### Exercise details
Give the number of lines containing the word "title" and nothing more.

### Data
/---
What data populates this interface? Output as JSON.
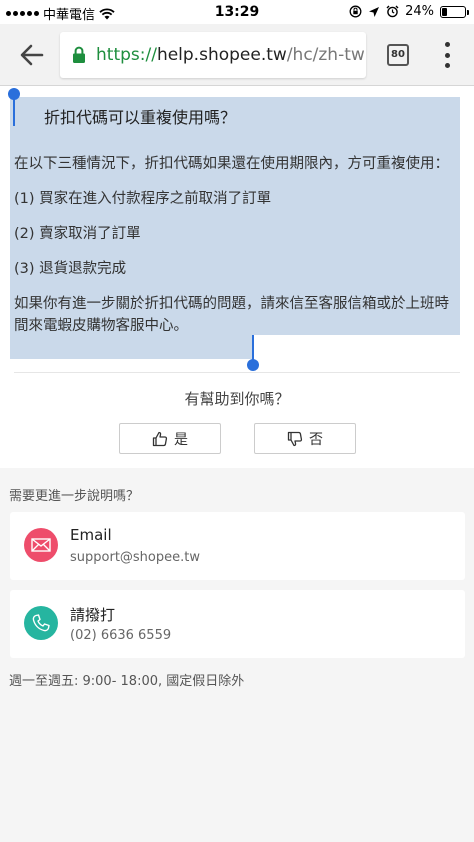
{
  "status_bar": {
    "carrier": "中華電信",
    "time": "13:29",
    "battery": "24%",
    "battery_level": 0.24
  },
  "browser": {
    "url_scheme": "https://",
    "url_host": "help.shopee.tw",
    "url_path": "/hc/zh-tw",
    "tab_count": "80"
  },
  "article": {
    "title": "折扣代碼可以重複使用嗎？",
    "paragraphs": [
      "在以下三種情況下，折扣代碼如果還在使用期限內，方可重複使用：",
      "(1) 買家在進入付款程序之前取消了訂單",
      "(2) 賣家取消了訂單",
      "(3) 退貨退款完成",
      "如果你有進一步關於折扣代碼的問題，請來信至客服信箱或於上班時間來電蝦皮購物客服中心。"
    ]
  },
  "feedback": {
    "question": "有幫助到你嗎？",
    "yes_label": "是",
    "no_label": "否"
  },
  "contact": {
    "heading": "需要更進一步說明嗎？",
    "email": {
      "title": "Email",
      "value": "support@shopee.tw",
      "color": "#ee4d6b"
    },
    "phone": {
      "title": "請撥打",
      "value": "(02) 6636 6559",
      "color": "#26b5a0"
    },
    "hours": "週一至週五: 9:00- 18:00, 國定假日除外"
  },
  "colors": {
    "selection": "#cad9ea",
    "handle": "#2a6fdb",
    "secure": "#1e8e3e"
  }
}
\---
### Reply
3